>> START

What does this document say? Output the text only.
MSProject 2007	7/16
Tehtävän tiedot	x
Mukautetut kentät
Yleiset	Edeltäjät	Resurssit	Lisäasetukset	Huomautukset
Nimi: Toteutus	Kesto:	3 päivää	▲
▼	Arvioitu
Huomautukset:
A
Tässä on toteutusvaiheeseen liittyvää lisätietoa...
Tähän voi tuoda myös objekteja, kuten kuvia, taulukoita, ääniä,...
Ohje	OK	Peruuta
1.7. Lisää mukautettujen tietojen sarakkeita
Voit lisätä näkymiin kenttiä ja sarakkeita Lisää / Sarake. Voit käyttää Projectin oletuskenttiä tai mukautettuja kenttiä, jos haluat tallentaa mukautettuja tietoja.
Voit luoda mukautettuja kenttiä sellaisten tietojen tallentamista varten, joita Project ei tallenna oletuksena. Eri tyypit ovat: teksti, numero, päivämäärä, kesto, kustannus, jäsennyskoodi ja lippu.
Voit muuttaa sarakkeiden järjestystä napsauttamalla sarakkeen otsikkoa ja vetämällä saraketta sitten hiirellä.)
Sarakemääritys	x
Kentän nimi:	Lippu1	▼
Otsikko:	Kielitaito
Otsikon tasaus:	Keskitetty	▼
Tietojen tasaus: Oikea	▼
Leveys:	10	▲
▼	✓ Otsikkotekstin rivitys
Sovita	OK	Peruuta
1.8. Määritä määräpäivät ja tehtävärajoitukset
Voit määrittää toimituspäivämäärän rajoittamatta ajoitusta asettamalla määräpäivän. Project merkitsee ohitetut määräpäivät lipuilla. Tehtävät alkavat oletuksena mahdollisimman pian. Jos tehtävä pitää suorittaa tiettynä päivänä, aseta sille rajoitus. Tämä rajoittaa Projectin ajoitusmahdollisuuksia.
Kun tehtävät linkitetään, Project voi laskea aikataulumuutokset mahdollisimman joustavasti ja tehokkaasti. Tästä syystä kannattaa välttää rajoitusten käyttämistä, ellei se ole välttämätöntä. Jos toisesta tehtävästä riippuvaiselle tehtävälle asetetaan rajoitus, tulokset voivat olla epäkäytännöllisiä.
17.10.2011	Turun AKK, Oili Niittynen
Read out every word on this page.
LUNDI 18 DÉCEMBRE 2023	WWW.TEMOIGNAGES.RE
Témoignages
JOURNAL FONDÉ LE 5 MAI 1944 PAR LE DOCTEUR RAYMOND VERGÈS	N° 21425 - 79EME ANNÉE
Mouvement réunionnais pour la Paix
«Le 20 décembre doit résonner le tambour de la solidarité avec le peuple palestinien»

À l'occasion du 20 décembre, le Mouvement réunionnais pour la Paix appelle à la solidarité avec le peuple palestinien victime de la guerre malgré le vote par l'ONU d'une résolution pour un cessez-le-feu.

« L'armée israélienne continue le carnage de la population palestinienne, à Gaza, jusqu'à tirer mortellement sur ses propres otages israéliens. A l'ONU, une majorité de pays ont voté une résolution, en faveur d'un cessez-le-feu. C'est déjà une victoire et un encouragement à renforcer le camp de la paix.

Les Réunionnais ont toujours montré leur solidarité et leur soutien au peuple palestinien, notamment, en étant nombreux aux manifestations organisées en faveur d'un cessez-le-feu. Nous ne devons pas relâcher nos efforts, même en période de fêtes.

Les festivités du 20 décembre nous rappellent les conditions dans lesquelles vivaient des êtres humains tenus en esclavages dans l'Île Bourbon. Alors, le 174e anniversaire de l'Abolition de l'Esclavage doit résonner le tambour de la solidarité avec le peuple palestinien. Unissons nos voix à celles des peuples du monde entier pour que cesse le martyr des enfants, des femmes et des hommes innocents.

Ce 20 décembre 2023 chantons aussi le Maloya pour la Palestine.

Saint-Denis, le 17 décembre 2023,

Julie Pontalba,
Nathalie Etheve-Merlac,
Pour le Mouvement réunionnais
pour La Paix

>> END

In the material above, find the lines that contain "sarakkeita" and show them.

1.7. Lisää mukautettujen tietojen sarakkeita
Voit lisätä näkymiin kenttiä ja sarakkeita Lisää / Sarake. Voit käyttää Projectin oletuskenttiä tai mukautettuja kenttiä, jos haluat tallentaa mukautettuja tietoja.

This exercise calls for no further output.